>> BEGIN Raw records

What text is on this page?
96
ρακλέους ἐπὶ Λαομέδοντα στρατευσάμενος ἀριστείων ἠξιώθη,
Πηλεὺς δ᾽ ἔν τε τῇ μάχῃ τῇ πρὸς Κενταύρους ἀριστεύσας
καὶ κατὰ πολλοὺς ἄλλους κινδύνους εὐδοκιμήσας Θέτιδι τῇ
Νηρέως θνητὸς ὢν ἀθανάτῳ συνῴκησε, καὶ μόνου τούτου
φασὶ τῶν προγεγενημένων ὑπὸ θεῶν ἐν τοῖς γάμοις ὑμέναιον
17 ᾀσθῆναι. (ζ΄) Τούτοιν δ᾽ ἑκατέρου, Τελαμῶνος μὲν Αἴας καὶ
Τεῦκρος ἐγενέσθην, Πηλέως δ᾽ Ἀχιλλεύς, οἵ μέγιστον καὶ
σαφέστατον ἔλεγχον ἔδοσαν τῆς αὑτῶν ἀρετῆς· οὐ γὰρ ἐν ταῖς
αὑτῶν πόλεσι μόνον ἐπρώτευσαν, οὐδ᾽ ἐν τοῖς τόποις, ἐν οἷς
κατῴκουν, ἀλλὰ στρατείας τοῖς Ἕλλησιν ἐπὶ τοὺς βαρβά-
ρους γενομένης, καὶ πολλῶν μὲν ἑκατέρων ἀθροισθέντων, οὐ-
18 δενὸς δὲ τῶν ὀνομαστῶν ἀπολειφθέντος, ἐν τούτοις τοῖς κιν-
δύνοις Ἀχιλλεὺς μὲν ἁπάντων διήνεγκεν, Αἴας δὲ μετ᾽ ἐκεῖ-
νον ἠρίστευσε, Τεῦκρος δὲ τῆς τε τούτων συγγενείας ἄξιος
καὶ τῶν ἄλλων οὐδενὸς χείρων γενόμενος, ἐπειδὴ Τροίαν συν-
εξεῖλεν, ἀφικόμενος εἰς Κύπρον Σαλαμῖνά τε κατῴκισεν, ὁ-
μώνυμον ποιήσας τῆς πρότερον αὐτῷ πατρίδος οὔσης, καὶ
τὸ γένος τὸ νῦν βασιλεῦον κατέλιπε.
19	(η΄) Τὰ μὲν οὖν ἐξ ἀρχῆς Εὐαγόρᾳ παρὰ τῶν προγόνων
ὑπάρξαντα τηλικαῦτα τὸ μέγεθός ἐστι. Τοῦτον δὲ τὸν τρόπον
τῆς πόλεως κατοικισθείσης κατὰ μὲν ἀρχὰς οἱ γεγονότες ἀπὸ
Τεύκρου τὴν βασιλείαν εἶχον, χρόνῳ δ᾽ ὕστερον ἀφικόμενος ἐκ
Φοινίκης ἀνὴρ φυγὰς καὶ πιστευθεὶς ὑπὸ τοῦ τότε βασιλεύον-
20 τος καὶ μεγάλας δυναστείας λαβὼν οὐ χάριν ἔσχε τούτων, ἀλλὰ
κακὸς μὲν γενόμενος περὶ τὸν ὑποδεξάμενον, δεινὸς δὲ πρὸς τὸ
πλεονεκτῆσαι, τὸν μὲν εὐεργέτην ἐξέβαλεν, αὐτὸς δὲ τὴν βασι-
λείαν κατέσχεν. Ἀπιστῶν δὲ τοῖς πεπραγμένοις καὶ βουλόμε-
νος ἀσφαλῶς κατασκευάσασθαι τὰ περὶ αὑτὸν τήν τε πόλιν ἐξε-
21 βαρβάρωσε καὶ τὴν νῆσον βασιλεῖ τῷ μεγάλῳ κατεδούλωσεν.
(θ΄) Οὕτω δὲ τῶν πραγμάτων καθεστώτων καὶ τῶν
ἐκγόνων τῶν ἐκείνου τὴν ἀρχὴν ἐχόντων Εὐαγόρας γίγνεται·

>> END Raw records

*Stated problem:*
Gather from the data above every line with the string "ἀλλὰ".

*Result for this exercise:*
κατῴκουν, ἀλλὰ στρατείας τοῖς Ἕλλησιν ἐπὶ τοὺς βαρβά-
20 τος καὶ μεγάλας δυναστείας λαβὼν οὐ χάριν ἔσχε τούτων, ἀλλὰ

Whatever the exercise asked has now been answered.